» Records for this task
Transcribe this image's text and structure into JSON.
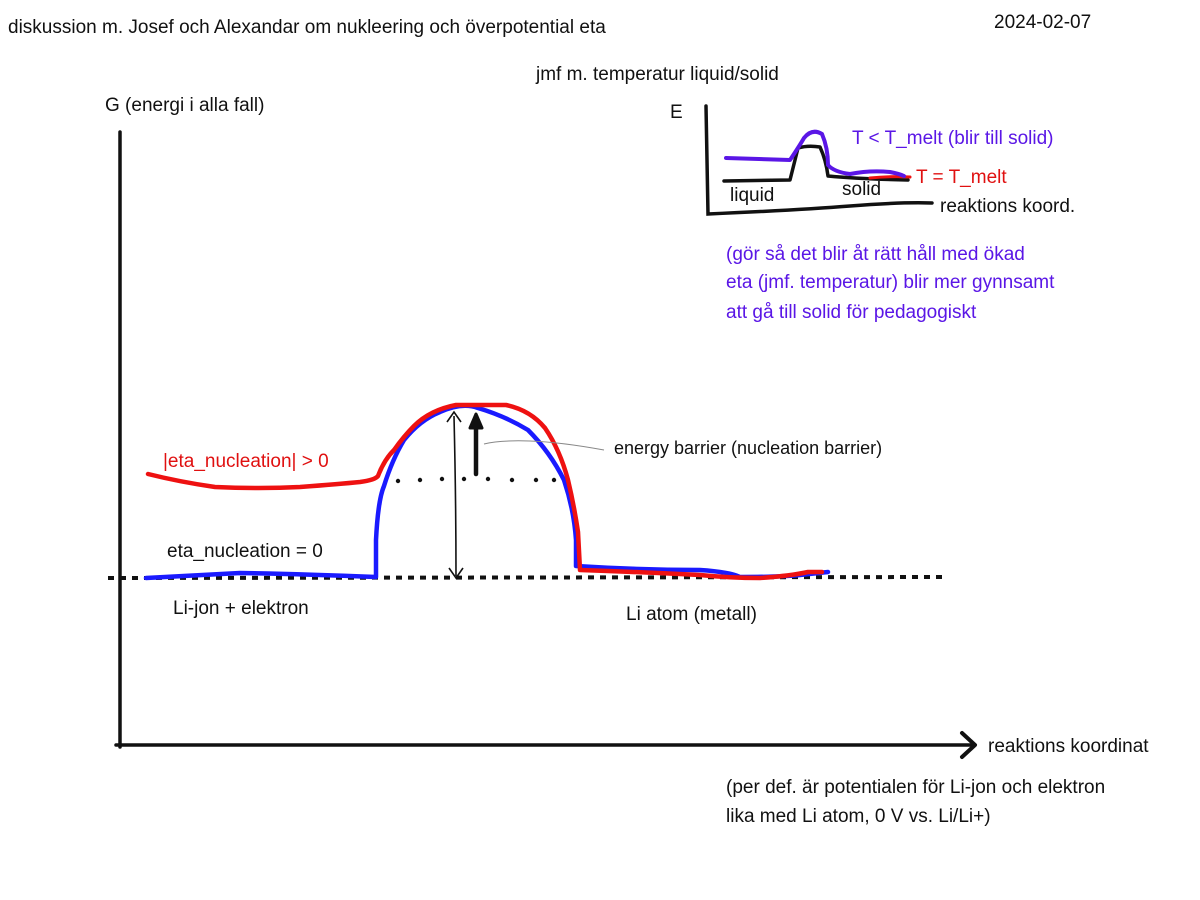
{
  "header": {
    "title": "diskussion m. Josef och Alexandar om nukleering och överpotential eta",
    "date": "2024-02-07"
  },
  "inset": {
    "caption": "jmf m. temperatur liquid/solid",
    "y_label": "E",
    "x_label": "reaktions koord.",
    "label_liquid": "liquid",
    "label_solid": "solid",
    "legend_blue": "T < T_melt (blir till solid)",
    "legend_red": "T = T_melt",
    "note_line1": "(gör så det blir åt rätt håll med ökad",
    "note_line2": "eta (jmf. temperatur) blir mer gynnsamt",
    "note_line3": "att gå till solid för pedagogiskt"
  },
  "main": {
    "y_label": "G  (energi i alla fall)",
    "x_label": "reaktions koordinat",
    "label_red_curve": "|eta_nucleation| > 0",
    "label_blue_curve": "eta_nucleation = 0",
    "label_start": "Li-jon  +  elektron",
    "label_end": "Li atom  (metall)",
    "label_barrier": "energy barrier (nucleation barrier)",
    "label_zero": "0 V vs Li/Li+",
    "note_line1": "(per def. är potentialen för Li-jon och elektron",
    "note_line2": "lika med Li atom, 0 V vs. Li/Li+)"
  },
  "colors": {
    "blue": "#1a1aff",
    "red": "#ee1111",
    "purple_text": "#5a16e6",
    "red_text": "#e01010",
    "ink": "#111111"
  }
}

» Task statement
Say how many lines contain "temperatur", and give nothing but that number.

» The completed task
2